▶ Problem statement
Which lines hold the word "emergency"? Copy each of them.

▶ Source records
##############################
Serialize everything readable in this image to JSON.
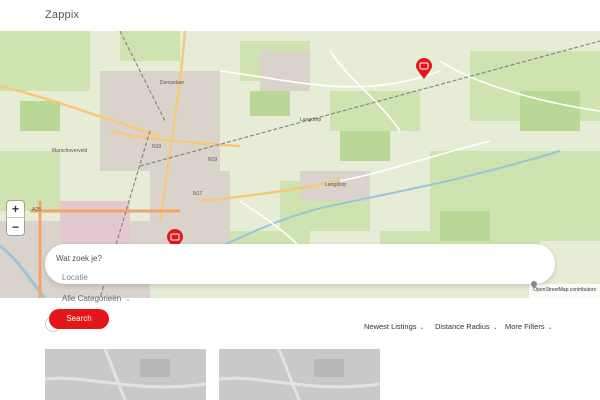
{
  "site": {
    "logo": "Zappix"
  },
  "map": {
    "place_labels": [
      "Dorsselaer",
      "Marschoverveld",
      "Langdorp",
      "Langdorp",
      "N19",
      "N19",
      "N19",
      "N17",
      "A25"
    ],
    "zoom_in": "+",
    "zoom_out": "−",
    "attribution": "OpenStreetMap contributors",
    "markers": [
      "listing-marker-1",
      "listing-marker-2"
    ]
  },
  "search": {
    "what_placeholder": "Wat zoek je?",
    "location_placeholder": "Locatie",
    "category_selected": "Alle Categorieën",
    "button_label": "Search"
  },
  "filters": {
    "sort": "Newest Listings",
    "distance": "Distance Radius",
    "more": "More Filters"
  },
  "colors": {
    "accent": "#e3161a",
    "map_bg": "#e7ecd7",
    "map_green": "#cfe3b0"
  }
}
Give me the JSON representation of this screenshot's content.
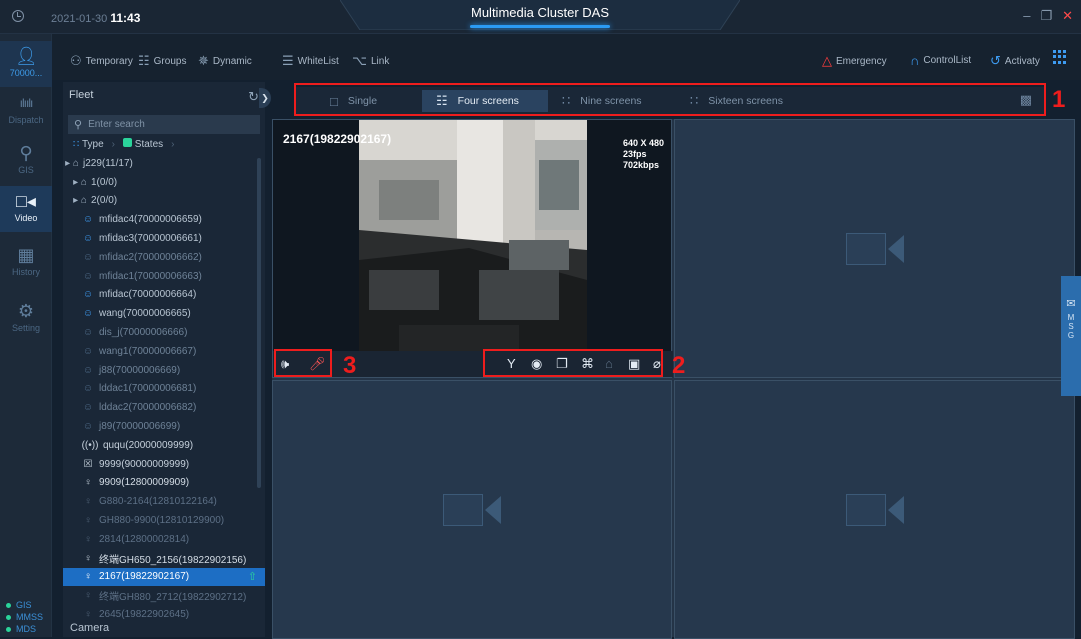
{
  "header": {
    "date": "2021-01-30",
    "time": "11:43",
    "title": "Multimedia Cluster DAS",
    "minimize": "–",
    "restore": "❐",
    "close": "✕"
  },
  "nav": {
    "user_label": "70000...",
    "items": [
      {
        "label": "Dispatch",
        "icon": "dispatch-waveform-icon"
      },
      {
        "label": "GIS",
        "icon": "map-pin-icon"
      },
      {
        "label": "Video",
        "icon": "video-camera-icon"
      },
      {
        "label": "History",
        "icon": "calendar-grid-icon"
      },
      {
        "label": "Setting",
        "icon": "gear-icon"
      }
    ],
    "status": [
      "GIS",
      "MMSS",
      "MDS"
    ]
  },
  "toolbar": {
    "temporary": "Temporary",
    "groups": "Groups",
    "dynamic": "Dynamic",
    "whitelist": "WhiteList",
    "link": "Link",
    "emergency": "Emergency",
    "controllist": "ControlList",
    "activate": "Activaty"
  },
  "tree": {
    "title": "Fleet",
    "search_placeholder": "Enter search",
    "type_filter": "Type",
    "states_filter": "States",
    "camera_label": "Camera",
    "rows": [
      {
        "label": "j229(11/17)",
        "indent": 0,
        "style": "group"
      },
      {
        "label": "1(0/0)",
        "indent": 1,
        "style": "group"
      },
      {
        "label": "2(0/0)",
        "indent": 1,
        "style": "group"
      },
      {
        "label": "mfidac4(70000006659)",
        "indent": 2,
        "style": "online"
      },
      {
        "label": "mfidac3(70000006661)",
        "indent": 2,
        "style": "online"
      },
      {
        "label": "mfidac2(70000006662)",
        "indent": 2,
        "style": "offline"
      },
      {
        "label": "mfidac1(70000006663)",
        "indent": 2,
        "style": "offline"
      },
      {
        "label": "mfidac(70000006664)",
        "indent": 2,
        "style": "online"
      },
      {
        "label": "wang(70000006665)",
        "indent": 2,
        "style": "online"
      },
      {
        "label": "dis_j(70000006666)",
        "indent": 2,
        "style": "offline"
      },
      {
        "label": "wang1(70000006667)",
        "indent": 2,
        "style": "offline"
      },
      {
        "label": "j88(70000006669)",
        "indent": 2,
        "style": "offline"
      },
      {
        "label": "lddac1(70000006681)",
        "indent": 2,
        "style": "offline"
      },
      {
        "label": "lddac2(70000006682)",
        "indent": 2,
        "style": "offline"
      },
      {
        "label": "j89(70000006699)",
        "indent": 2,
        "style": "offline"
      },
      {
        "label": "ququ(20000009999)",
        "indent": 2,
        "style": "radio"
      },
      {
        "label": "9999(90000009999)",
        "indent": 2,
        "style": "device"
      },
      {
        "label": "9909(12800009909)",
        "indent": 2,
        "style": "person"
      },
      {
        "label": "G880-2164(12810122164)",
        "indent": 2,
        "style": "person-dim"
      },
      {
        "label": "GH880-9900(12810129900)",
        "indent": 2,
        "style": "person-dim"
      },
      {
        "label": "2814(12800002814)",
        "indent": 2,
        "style": "person-dim"
      },
      {
        "label": "终端GH650_2156(19822902156)",
        "indent": 2,
        "style": "person"
      },
      {
        "label": "2167(19822902167)",
        "indent": 2,
        "style": "selected"
      },
      {
        "label": "终端GH880_2712(19822902712)",
        "indent": 2,
        "style": "person-dim"
      },
      {
        "label": "2645(19822902645)",
        "indent": 2,
        "style": "person-dim"
      }
    ]
  },
  "modes": {
    "single": "Single",
    "four": "Four screens",
    "nine": "Nine screens",
    "sixteen": "Sixteen screens",
    "active": "four"
  },
  "video": {
    "channel_title": "2167(19822902167)",
    "resolution": "640 X 480",
    "rate": "23fps 702kbps",
    "left_controls": [
      "speaker-icon",
      "mic-mute-icon"
    ],
    "right_controls": [
      "ptz-icon",
      "record-icon",
      "snapshot-icon",
      "crop-icon",
      "lock-icon",
      "save-icon",
      "signal-off-icon"
    ]
  },
  "annotations": {
    "n1": "1",
    "n2": "2",
    "n3": "3"
  },
  "msg_tab": "M S G",
  "colors": {
    "accent": "#2b9bf4",
    "selected_row": "#1d6ec4",
    "emergency": "#ff3d3d",
    "online": "#3e9cf2",
    "annotation": "#ee1d1d"
  }
}
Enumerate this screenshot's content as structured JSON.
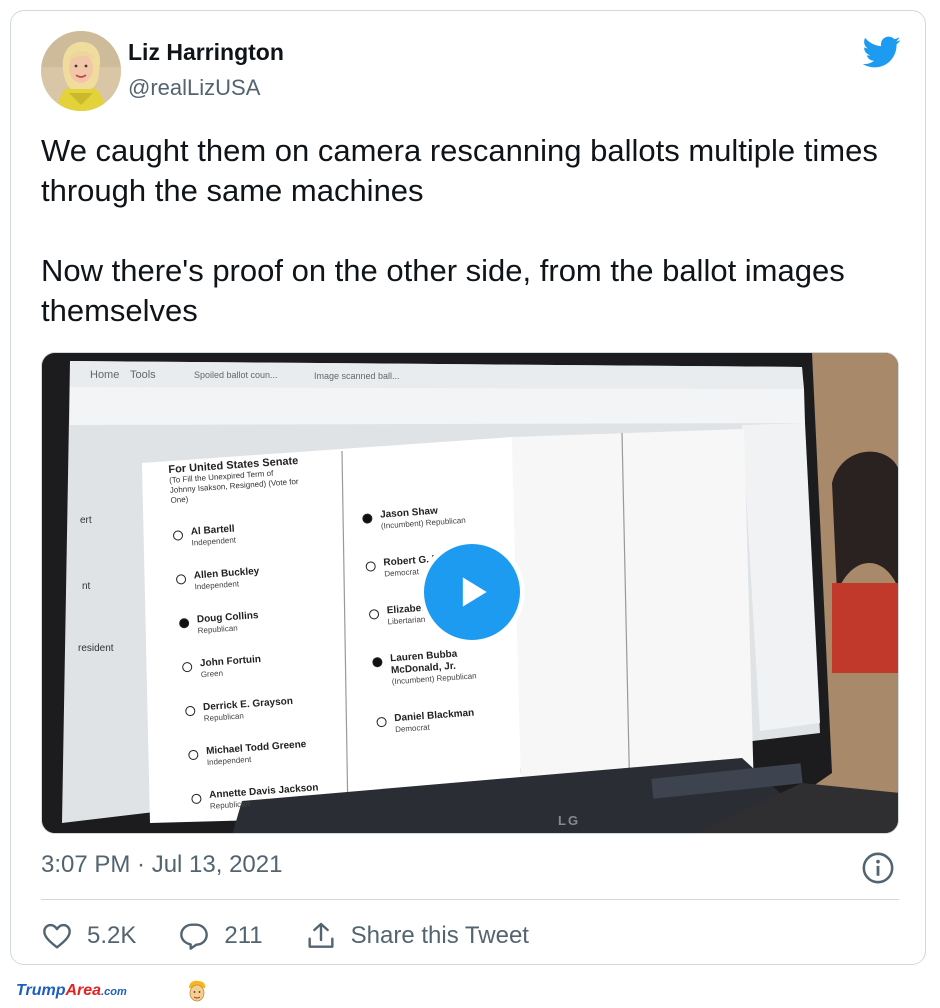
##############################
▶ Output below
    "emergency": "Emergency",
    "emergency": "#ff3d3d",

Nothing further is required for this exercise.